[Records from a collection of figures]
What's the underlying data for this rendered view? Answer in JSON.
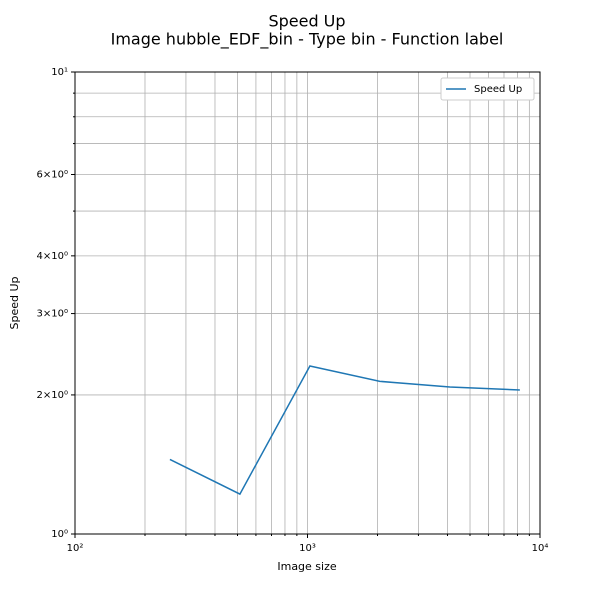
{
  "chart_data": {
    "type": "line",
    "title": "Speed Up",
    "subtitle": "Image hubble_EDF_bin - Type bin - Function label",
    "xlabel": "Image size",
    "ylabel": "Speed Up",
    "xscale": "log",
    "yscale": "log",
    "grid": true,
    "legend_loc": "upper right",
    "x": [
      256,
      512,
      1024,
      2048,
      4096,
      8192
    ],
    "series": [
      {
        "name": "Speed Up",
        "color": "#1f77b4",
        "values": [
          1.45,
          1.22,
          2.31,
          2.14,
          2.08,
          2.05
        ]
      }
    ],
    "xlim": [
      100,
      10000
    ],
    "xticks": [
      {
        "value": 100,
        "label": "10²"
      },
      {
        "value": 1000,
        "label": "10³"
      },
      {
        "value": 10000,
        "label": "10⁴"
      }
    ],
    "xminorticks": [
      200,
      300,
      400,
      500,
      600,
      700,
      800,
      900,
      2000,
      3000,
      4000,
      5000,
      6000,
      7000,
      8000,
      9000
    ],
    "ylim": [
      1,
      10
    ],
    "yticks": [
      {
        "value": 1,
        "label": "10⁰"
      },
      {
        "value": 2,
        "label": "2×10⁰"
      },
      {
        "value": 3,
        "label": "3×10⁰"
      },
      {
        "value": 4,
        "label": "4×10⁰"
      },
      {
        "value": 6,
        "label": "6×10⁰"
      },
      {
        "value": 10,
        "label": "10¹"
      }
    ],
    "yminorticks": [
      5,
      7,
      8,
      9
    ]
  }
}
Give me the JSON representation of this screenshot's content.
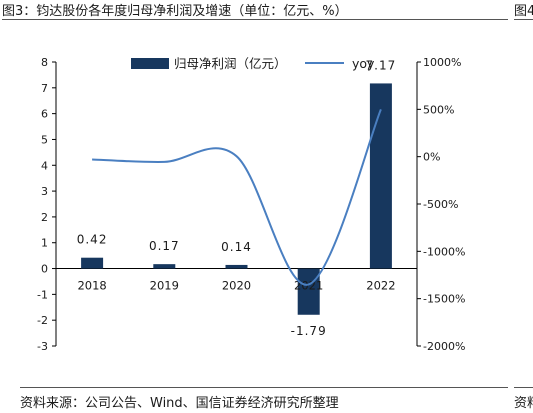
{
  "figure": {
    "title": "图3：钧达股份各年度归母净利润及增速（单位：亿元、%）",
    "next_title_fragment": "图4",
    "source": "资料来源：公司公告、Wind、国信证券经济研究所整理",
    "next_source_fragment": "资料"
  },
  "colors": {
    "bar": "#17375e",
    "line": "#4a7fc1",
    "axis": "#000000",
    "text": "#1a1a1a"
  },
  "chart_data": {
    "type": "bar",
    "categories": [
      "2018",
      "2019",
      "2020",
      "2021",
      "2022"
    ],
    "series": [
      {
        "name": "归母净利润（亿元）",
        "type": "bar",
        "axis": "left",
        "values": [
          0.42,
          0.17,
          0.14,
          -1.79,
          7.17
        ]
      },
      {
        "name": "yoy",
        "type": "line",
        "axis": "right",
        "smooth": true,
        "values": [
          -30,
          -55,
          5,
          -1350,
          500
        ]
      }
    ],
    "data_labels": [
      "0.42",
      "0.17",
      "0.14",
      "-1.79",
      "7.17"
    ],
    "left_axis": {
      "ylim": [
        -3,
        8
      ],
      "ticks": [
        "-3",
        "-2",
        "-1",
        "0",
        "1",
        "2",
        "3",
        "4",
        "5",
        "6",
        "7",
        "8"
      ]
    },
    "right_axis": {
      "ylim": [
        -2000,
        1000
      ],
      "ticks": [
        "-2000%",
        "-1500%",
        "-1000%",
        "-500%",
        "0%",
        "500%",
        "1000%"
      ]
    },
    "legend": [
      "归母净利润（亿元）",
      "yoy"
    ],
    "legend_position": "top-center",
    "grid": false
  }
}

Aim of the exercise ::
Scan the data above and copy every line with "JSON" in it.

Written solution ::
What's the underlying data for this rendered view? Answer in JSON.
Give me the JSON representation of this screenshot's content.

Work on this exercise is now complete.